§ Record set:
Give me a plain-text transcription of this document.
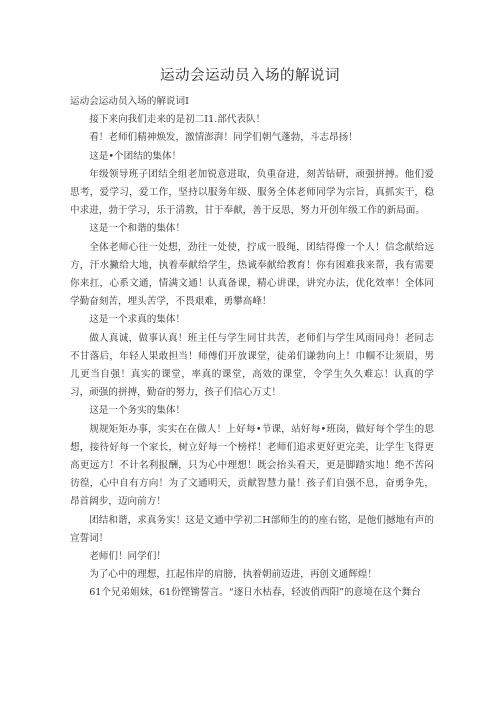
运动会运动员入场的解说词

运动会运动员入场的解说词Ⅰ

接下来向我们走来的是初二I1.部代表队！

看！老师们精神焕发，激情澎湃！同学们朝气蓬勃，斗志昂扬！

这是•个团结的集体！

年级领导班子团结全组老加锐意进取，负重奋进，刻苦钻研，顽强拼搏。他们爱思考，爱学习，爱工作，坚持以服务年级、服务全体老师同学为宗旨，真抓实干，稳中求进，勃于学习，乐于清教，甘于奉献，善于反思，努力开创年级工作的新局面。

这是一个和谐的集体！

全体老师心往一处想，劲往一处使，拧成一股绳，团结得像一个人！信念献给远方，汗水撇给大地，执着奉献给学生，热诚奉献给教育！你有困难我来帮，我有需要你来扛，心系文通，情满文通！认真备课，精心讲课，讲究办法，优化效率！全体同学勤奋刻苦，埋头苦学，不畏艰难，勇攀高峰！

这是一个求真的集体！

做人真诚，做事认真！班主任与学生同甘共苦，老师们与学生风雨同舟！老同志不甘落后，年轻人果敢担当！师傅们开放课堂，徒弟们谦勃向上！巾帼不让须眉，男儿更当自强！真实的课堂，率真的课堂，高效的课堂，令学生久久难忘！认真的学习，顽强的拼搏，勤奋的努力，孩子们信心万丈！

这是一个务实的集体！

规规矩矩办事，实实在在做人！上好每•节课，站好每•班岗，做好每个学生的思想，接待好每一个家长，树立好每一个榜样！老师们追求更好更完美，让学生飞得更高更远方！不计名利报酬，只为心中理想！既会抬头看天，更是脚踏实地！绝不苦闷彷徨，心中自有方向！为了文通明天，贡献智慧力量！孩子们自强不息，奋勇争先，昂首阔步，迈向前方！

团结和谐，求真务实！这是文通中学初二H部师生的的座右铭，是他们撼地有声的宣誓词！

老师们！同学们！

为了心中的理想，扛起伟岸的肩膀，执着朝前迈进，再创文通辉煌！

61个兄弟姐妹，61份铿锵誓言。“逐日水枯春，轻波俏西阳”的意境在这个舞台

§ Exercise goal: Write out the material above once more, exactly as it reads, with no pictures.

§ Response to this task:
Give me a plain-text transcription of this document.
运动会运动员入场的解说词

运动会运动员入场的解说词Ⅰ

接下来向我们走来的是初二I1.部代表队！

看！老师们精神焕发，激情澎湃！同学们朝气蓬勃，斗志昂扬！

这是•个团结的集体！

年级领导班子团结全组老加锐意进取，负重奋进，刻苦钻研，顽强拼搏。他们爱思考，爱学习，爱工作，坚持以服务年级、服务全体老师同学为宗旨，真抓实干，稳中求进，勃于学习，乐于清教，甘于奉献，善于反思，努力开创年级工作的新局面。

这是一个和谐的集体！

全体老师心往一处想，劲往一处使，拧成一股绳，团结得像一个人！信念献给远方，汗水撇给大地，执着奉献给学生，热诚奉献给教育！你有困难我来帮，我有需要你来扛，心系文通，情满文通！认真备课，精心讲课，讲究办法，优化效率！全体同学勤奋刻苦，埋头苦学，不畏艰难，勇攀高峰！

这是一个求真的集体！

做人真诚，做事认真！班主任与学生同甘共苦，老师们与学生风雨同舟！老同志不甘落后，年轻人果敢担当！师傅们开放课堂，徒弟们谦勃向上！巾帼不让须眉，男儿更当自强！真实的课堂，率真的课堂，高效的课堂，令学生久久难忘！认真的学习，顽强的拼搏，勤奋的努力，孩子们信心万丈！

这是一个务实的集体！

规规矩矩办事，实实在在做人！上好每•节课，站好每•班岗，做好每个学生的思想，接待好每一个家长，树立好每一个榜样！老师们追求更好更完美，让学生飞得更高更远方！不计名利报酬，只为心中理想！既会抬头看天，更是脚踏实地！绝不苦闷彷徨，心中自有方向！为了文通明天，贡献智慧力量！孩子们自强不息，奋勇争先，昂首阔步，迈向前方！

团结和谐，求真务实！这是文通中学初二H部师生的的座右铭，是他们撼地有声的宣誓词！

老师们！同学们！

为了心中的理想，扛起伟岸的肩膀，执着朝前迈进，再创文通辉煌！

61个兄弟姐妹，61份铿锵誓言。“逐日水枯春，轻波俏西阳”的意境在这个舞台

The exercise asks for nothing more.